* **Entries**:

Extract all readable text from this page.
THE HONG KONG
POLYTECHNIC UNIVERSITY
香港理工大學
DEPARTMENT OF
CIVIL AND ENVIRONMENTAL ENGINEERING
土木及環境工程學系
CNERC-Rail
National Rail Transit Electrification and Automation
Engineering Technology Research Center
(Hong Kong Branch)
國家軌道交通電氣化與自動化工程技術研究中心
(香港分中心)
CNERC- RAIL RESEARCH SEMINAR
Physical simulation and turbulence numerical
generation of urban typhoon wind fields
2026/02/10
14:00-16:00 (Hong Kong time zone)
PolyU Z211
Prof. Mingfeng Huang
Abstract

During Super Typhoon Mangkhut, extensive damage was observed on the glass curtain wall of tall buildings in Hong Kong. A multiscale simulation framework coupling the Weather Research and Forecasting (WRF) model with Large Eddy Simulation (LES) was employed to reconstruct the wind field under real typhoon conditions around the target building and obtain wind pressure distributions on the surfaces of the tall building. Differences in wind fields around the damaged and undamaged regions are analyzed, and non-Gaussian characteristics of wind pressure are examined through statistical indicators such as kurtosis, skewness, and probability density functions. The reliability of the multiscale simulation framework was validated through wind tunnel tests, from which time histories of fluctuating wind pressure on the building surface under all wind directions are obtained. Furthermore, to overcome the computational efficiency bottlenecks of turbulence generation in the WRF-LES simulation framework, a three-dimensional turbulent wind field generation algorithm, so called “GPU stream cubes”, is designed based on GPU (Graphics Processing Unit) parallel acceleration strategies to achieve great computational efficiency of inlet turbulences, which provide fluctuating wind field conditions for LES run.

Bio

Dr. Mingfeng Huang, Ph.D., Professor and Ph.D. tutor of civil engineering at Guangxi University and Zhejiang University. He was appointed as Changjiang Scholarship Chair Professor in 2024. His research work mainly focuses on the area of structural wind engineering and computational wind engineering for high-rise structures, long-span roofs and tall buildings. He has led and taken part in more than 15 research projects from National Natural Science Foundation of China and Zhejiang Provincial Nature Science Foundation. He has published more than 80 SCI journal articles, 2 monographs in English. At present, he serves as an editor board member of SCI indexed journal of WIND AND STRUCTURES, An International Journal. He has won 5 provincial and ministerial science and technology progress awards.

* **Set exercise**:
Transcribe every entry word for word.

* **The output**:
Extract all readable text from this page.
THE HONG KONG
POLYTECHNIC UNIVERSITY
香港理工大學
DEPARTMENT OF
CIVIL AND ENVIRONMENTAL ENGINEERING
土木及環境工程學系
CNERC-Rail
National Rail Transit Electrification and Automation
Engineering Technology Research Center
(Hong Kong Branch)
國家軌道交通電氣化與自動化工程技術研究中心
(香港分中心)
CNERC- RAIL RESEARCH SEMINAR
Physical simulation and turbulence numerical
generation of urban typhoon wind fields
2026/02/10
14:00-16:00 (Hong Kong time zone)
PolyU Z211
Prof. Mingfeng Huang
Abstract

During Super Typhoon Mangkhut, extensive damage was observed on the glass curtain wall of tall buildings in Hong Kong. A multiscale simulation framework coupling the Weather Research and Forecasting (WRF) model with Large Eddy Simulation (LES) was employed to reconstruct the wind field under real typhoon conditions around the target building and obtain wind pressure distributions on the surfaces of the tall building. Differences in wind fields around the damaged and undamaged regions are analyzed, and non-Gaussian characteristics of wind pressure are examined through statistical indicators such as kurtosis, skewness, and probability density functions. The reliability of the multiscale simulation framework was validated through wind tunnel tests, from which time histories of fluctuating wind pressure on the building surface under all wind directions are obtained. Furthermore, to overcome the computational efficiency bottlenecks of turbulence generation in the WRF-LES simulation framework, a three-dimensional turbulent wind field generation algorithm, so called “GPU stream cubes”, is designed based on GPU (Graphics Processing Unit) parallel acceleration strategies to achieve great computational efficiency of inlet turbulences, which provide fluctuating wind field conditions for LES run.

Bio

Dr. Mingfeng Huang, Ph.D., Professor and Ph.D. tutor of civil engineering at Guangxi University and Zhejiang University. He was appointed as Changjiang Scholarship Chair Professor in 2024. His research work mainly focuses on the area of structural wind engineering and computational wind engineering for high-rise structures, long-span roofs and tall buildings. He has led and taken part in more than 15 research projects from National Natural Science Foundation of China and Zhejiang Provincial Nature Science Foundation. He has published more than 80 SCI journal articles, 2 monographs in English. At present, he serves as an editor board member of SCI indexed journal of WIND AND STRUCTURES, An International Journal. He has won 5 provincial and ministerial science and technology progress awards.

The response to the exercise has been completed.